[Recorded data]
────────

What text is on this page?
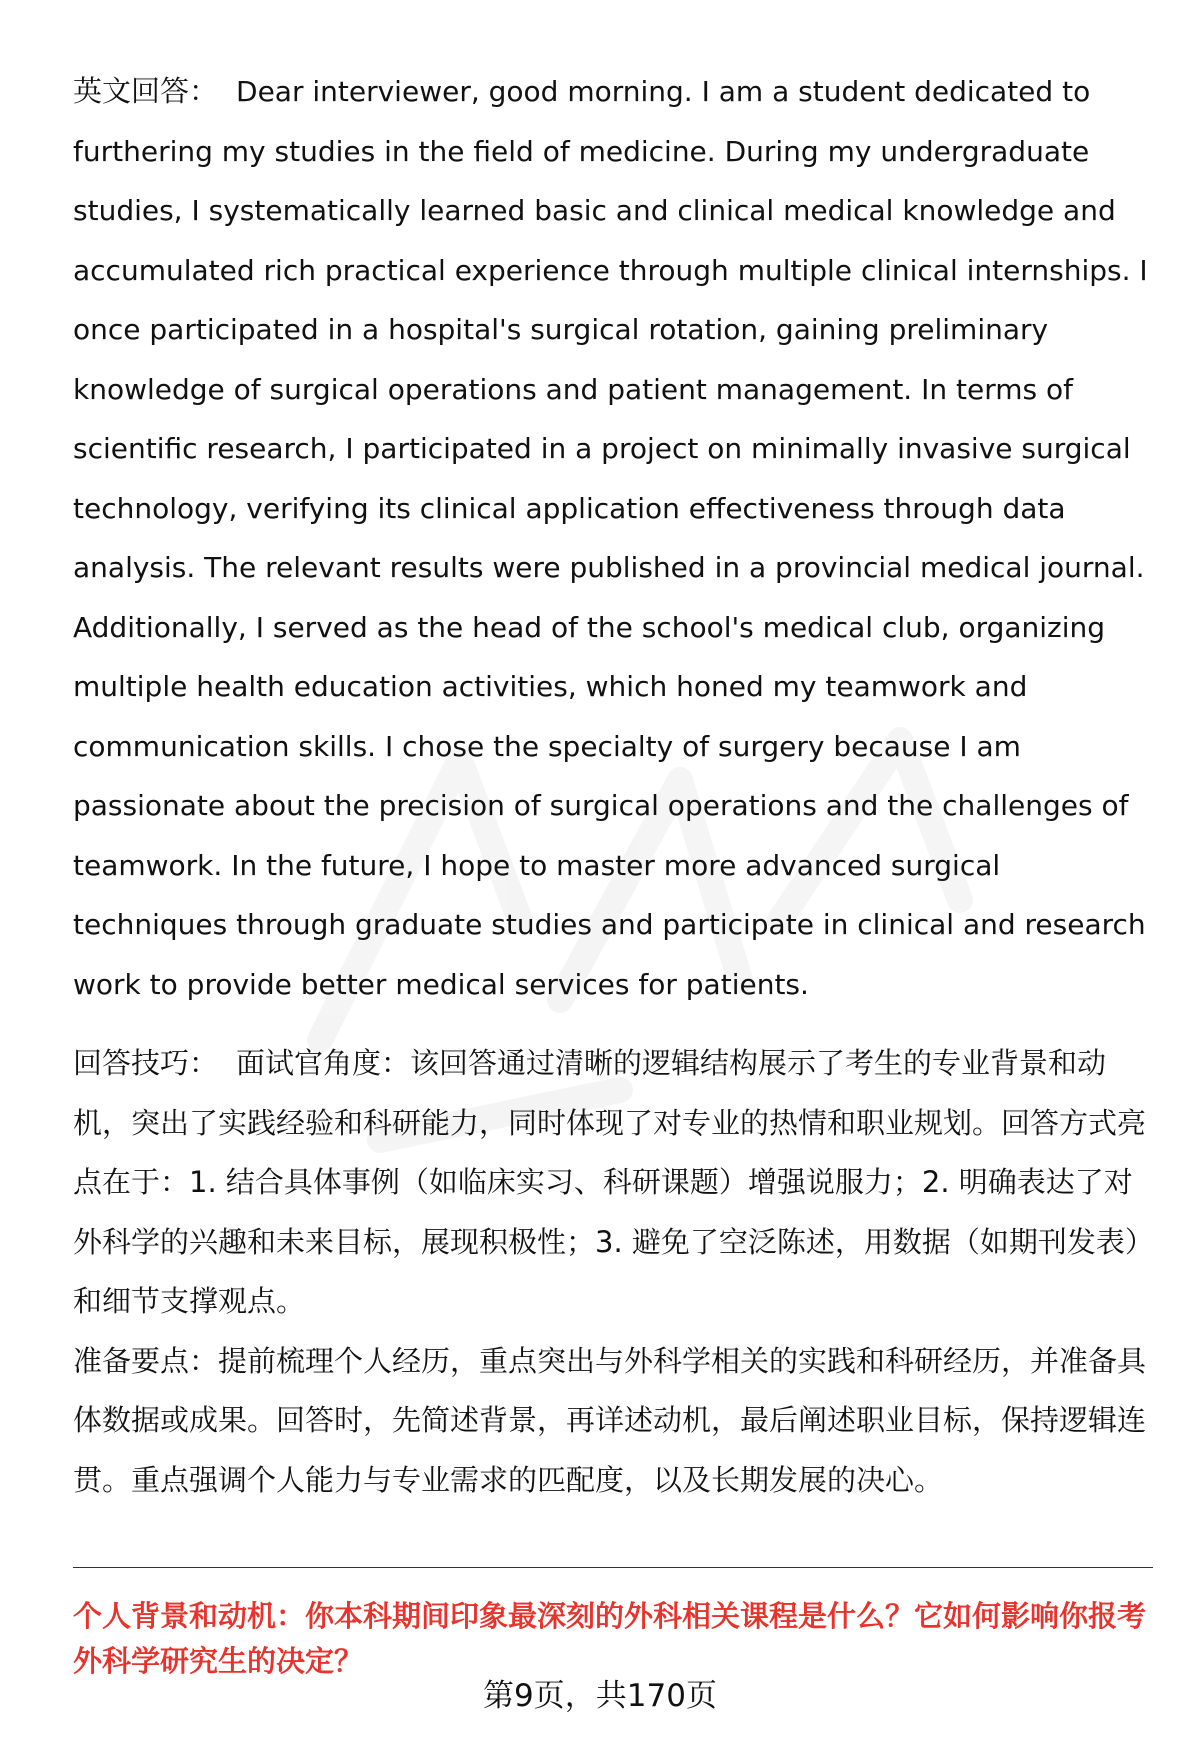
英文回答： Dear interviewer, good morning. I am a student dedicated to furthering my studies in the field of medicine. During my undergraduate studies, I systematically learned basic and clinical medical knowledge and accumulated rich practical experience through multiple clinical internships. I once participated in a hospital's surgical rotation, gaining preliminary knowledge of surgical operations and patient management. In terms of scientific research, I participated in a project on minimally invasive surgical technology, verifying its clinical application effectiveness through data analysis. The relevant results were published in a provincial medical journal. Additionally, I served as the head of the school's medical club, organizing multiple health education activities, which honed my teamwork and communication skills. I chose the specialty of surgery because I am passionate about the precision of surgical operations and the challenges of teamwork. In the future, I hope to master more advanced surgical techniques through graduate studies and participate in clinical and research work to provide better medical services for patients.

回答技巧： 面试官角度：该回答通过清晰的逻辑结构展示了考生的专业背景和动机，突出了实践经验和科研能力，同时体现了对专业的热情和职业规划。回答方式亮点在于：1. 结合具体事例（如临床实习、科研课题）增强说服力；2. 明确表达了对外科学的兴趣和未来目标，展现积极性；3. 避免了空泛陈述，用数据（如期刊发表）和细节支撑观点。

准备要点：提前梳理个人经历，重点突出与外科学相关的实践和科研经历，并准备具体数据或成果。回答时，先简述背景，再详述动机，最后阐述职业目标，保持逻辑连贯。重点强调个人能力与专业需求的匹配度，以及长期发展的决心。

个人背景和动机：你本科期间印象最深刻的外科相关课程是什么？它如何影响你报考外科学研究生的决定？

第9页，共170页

────────

Task item: Reproduce the data above word for word and omit the images.

Task output:
What text is on this page?
英文回答： Dear interviewer, good morning. I am a student dedicated to furthering my studies in the field of medicine. During my undergraduate studies, I systematically learned basic and clinical medical knowledge and accumulated rich practical experience through multiple clinical internships. I once participated in a hospital's surgical rotation, gaining preliminary knowledge of surgical operations and patient management. In terms of scientific research, I participated in a project on minimally invasive surgical technology, verifying its clinical application effectiveness through data analysis. The relevant results were published in a provincial medical journal. Additionally, I served as the head of the school's medical club, organizing multiple health education activities, which honed my teamwork and communication skills. I chose the specialty of surgery because I am passionate about the precision of surgical operations and the challenges of teamwork. In the future, I hope to master more advanced surgical techniques through graduate studies and participate in clinical and research work to provide better medical services for patients.

回答技巧： 面试官角度：该回答通过清晰的逻辑结构展示了考生的专业背景和动机，突出了实践经验和科研能力，同时体现了对专业的热情和职业规划。回答方式亮点在于：1. 结合具体事例（如临床实习、科研课题）增强说服力；2. 明确表达了对外科学的兴趣和未来目标，展现积极性；3. 避免了空泛陈述，用数据（如期刊发表）和细节支撑观点。

准备要点：提前梳理个人经历，重点突出与外科学相关的实践和科研经历，并准备具体数据或成果。回答时，先简述背景，再详述动机，最后阐述职业目标，保持逻辑连贯。重点强调个人能力与专业需求的匹配度，以及长期发展的决心。

个人背景和动机：你本科期间印象最深刻的外科相关课程是什么？它如何影响你报考外科学研究生的决定？

第9页，共170页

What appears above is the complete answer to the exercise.